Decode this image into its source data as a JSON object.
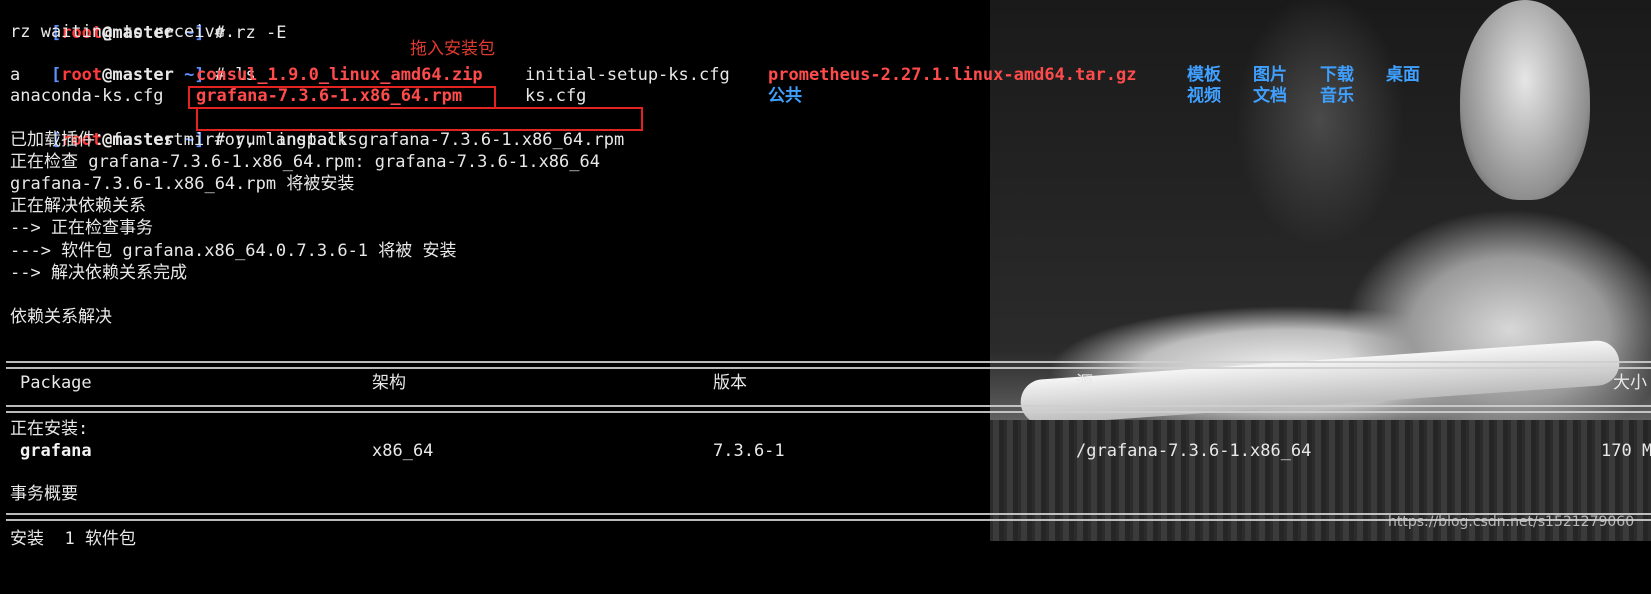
{
  "prompt": {
    "open": "[",
    "user": "root",
    "at": "@",
    "host": "master",
    "path": " ~]",
    "symbol": " # "
  },
  "commands": {
    "rz": "rz -E",
    "ls": "ls",
    "yum": "yum install grafana-7.3.6-1.x86_64.rpm"
  },
  "rz_output": "rz waiting to receive.",
  "annotation": "拖入安装包",
  "ls_output": {
    "row1": {
      "a": "a",
      "consul": "consul_1.9.0_linux_amd64.zip",
      "initial": "initial-setup-ks.cfg",
      "prometheus": "prometheus-2.27.1.linux-amd64.tar.gz",
      "dirs": [
        "模板",
        "图片",
        "下载",
        "桌面"
      ]
    },
    "row2": {
      "anaconda": "anaconda-ks.cfg",
      "grafana": "grafana-7.3.6-1.x86_64.rpm",
      "ks": "ks.cfg",
      "gonggong": "公共",
      "dirs": [
        "视频",
        "文档",
        "音乐"
      ]
    }
  },
  "yum_output": [
    "已加载插件：fastestmirror, langpacks",
    "正在检查 grafana-7.3.6-1.x86_64.rpm: grafana-7.3.6-1.x86_64",
    "grafana-7.3.6-1.x86_64.rpm 将被安装",
    "正在解决依赖关系",
    "--> 正在检查事务",
    "---> 软件包 grafana.x86_64.0.7.3.6-1 将被 安装",
    "--> 解决依赖关系完成",
    "",
    "依赖关系解决"
  ],
  "table": {
    "headers": [
      "Package",
      "架构",
      "版本",
      "源",
      "大小"
    ],
    "section_label": "正在安装:",
    "row": [
      "grafana",
      "x86_64",
      "7.3.6-1",
      "/grafana-7.3.6-1.x86_64",
      "170 M"
    ]
  },
  "summary_title": "事务概要",
  "summary_partial": "安装  1 软件包",
  "watermark": "https://blog.csdn.net/s1521279060",
  "colors": {
    "prompt_bracket": "#5f8fff",
    "prompt_user": "#ff3b3b",
    "archive": "#ff4b4b",
    "directory": "#3fa0ff",
    "highlight_box": "#e32222"
  }
}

- EXERCISE INSTRUCTIONS
Your copy of the data above should match it exactly, except that pictures are left out.

- RESPONSE
Decode this image into its source data as a JSON object.
{
  "prompt": {
    "open": "[",
    "user": "root",
    "at": "@",
    "host": "master",
    "path": " ~]",
    "symbol": " # "
  },
  "commands": {
    "rz": "rz -E",
    "ls": "ls",
    "yum": "yum install grafana-7.3.6-1.x86_64.rpm"
  },
  "rz_output": "rz waiting to receive.",
  "annotation": "拖入安装包",
  "ls_output": {
    "row1": {
      "a": "a",
      "consul": "consul_1.9.0_linux_amd64.zip",
      "initial": "initial-setup-ks.cfg",
      "prometheus": "prometheus-2.27.1.linux-amd64.tar.gz",
      "dirs": [
        "模板",
        "图片",
        "下载",
        "桌面"
      ]
    },
    "row2": {
      "anaconda": "anaconda-ks.cfg",
      "grafana": "grafana-7.3.6-1.x86_64.rpm",
      "ks": "ks.cfg",
      "gonggong": "公共",
      "dirs": [
        "视频",
        "文档",
        "音乐"
      ]
    }
  },
  "yum_output": [
    "已加载插件：fastestmirror, langpacks",
    "正在检查 grafana-7.3.6-1.x86_64.rpm: grafana-7.3.6-1.x86_64",
    "grafana-7.3.6-1.x86_64.rpm 将被安装",
    "正在解决依赖关系",
    "--> 正在检查事务",
    "---> 软件包 grafana.x86_64.0.7.3.6-1 将被 安装",
    "--> 解决依赖关系完成",
    "",
    "依赖关系解决"
  ],
  "table": {
    "headers": [
      "Package",
      "架构",
      "版本",
      "源",
      "大小"
    ],
    "section_label": "正在安装:",
    "row": [
      "grafana",
      "x86_64",
      "7.3.6-1",
      "/grafana-7.3.6-1.x86_64",
      "170 M"
    ]
  },
  "summary_title": "事务概要",
  "summary_partial": "安装  1 软件包",
  "watermark": "https://blog.csdn.net/s1521279060",
  "colors": {
    "prompt_bracket": "#5f8fff",
    "prompt_user": "#ff3b3b",
    "archive": "#ff4b4b",
    "directory": "#3fa0ff",
    "highlight_box": "#e32222"
  }
}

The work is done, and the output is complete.